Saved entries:
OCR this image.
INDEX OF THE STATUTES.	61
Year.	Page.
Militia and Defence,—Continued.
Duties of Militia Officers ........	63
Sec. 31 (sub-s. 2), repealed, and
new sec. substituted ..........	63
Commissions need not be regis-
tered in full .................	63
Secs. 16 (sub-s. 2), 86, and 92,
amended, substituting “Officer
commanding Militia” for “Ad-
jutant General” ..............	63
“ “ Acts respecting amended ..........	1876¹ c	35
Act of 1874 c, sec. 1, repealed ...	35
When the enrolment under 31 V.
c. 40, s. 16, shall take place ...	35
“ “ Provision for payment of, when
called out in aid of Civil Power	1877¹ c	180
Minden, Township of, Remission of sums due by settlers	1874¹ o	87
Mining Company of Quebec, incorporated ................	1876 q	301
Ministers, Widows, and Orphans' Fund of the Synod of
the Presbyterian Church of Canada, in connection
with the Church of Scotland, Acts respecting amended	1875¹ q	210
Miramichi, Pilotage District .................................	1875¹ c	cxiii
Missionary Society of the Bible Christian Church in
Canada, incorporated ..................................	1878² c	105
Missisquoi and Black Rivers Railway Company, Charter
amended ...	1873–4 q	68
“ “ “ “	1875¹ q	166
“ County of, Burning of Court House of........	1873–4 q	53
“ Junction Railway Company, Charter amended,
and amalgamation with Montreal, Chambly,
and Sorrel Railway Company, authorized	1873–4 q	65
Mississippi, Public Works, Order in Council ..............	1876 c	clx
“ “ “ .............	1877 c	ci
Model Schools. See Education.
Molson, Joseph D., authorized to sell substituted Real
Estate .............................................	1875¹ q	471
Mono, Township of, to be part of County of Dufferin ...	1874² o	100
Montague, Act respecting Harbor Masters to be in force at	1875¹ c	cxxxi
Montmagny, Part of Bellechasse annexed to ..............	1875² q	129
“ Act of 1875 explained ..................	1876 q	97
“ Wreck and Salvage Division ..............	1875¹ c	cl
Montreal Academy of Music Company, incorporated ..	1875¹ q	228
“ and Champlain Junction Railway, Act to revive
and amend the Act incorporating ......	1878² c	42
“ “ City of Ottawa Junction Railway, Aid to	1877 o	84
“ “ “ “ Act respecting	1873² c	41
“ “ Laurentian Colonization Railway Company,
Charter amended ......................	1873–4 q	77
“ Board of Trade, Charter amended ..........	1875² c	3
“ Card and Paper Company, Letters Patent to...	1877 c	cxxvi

Short exercise - Write out every entry verbatim.

The answer -
OCR this image.
INDEX OF THE STATUTES.	61
Year.	Page.
Militia and Defence,—Continued.
Duties of Militia Officers ........	63
Sec. 31 (sub-s. 2), repealed, and
new sec. substituted ..........	63
Commissions need not be regis-
tered in full .................	63
Secs. 16 (sub-s. 2), 86, and 92,
amended, substituting “Officer
commanding Militia” for “Ad-
jutant General” ..............	63
“ “ Acts respecting amended ..........	1876¹ c	35
Act of 1874 c, sec. 1, repealed ...	35
When the enrolment under 31 V.
c. 40, s. 16, shall take place ...	35
“ “ Provision for payment of, when
called out in aid of Civil Power	1877¹ c	180
Minden, Township of, Remission of sums due by settlers	1874¹ o	87
Mining Company of Quebec, incorporated ................	1876 q	301
Ministers, Widows, and Orphans' Fund of the Synod of
the Presbyterian Church of Canada, in connection
with the Church of Scotland, Acts respecting amended	1875¹ q	210
Miramichi, Pilotage District .................................	1875¹ c	cxiii
Missionary Society of the Bible Christian Church in
Canada, incorporated ..................................	1878² c	105
Missisquoi and Black Rivers Railway Company, Charter
amended ...	1873–4 q	68
“ “ “ “	1875¹ q	166
“ County of, Burning of Court House of........	1873–4 q	53
“ Junction Railway Company, Charter amended,
and amalgamation with Montreal, Chambly,
and Sorrel Railway Company, authorized	1873–4 q	65
Mississippi, Public Works, Order in Council ..............	1876 c	clx
“ “ “ .............	1877 c	ci
Model Schools. See Education.
Molson, Joseph D., authorized to sell substituted Real
Estate .............................................	1875¹ q	471
Mono, Township of, to be part of County of Dufferin ...	1874² o	100
Montague, Act respecting Harbor Masters to be in force at	1875¹ c	cxxxi
Montmagny, Part of Bellechasse annexed to ..............	1875² q	129
“ Act of 1875 explained ..................	1876 q	97
“ Wreck and Salvage Division ..............	1875¹ c	cl
Montreal Academy of Music Company, incorporated ..	1875¹ q	228
“ and Champlain Junction Railway, Act to revive
and amend the Act incorporating ......	1878² c	42
“ “ City of Ottawa Junction Railway, Aid to	1877 o	84
“ “ “ “ Act respecting	1873² c	41
“ “ Laurentian Colonization Railway Company,
Charter amended ......................	1873–4 q	77
“ Board of Trade, Charter amended ..........	1875² c	3
“ Card and Paper Company, Letters Patent to...	1877 c	cxxvi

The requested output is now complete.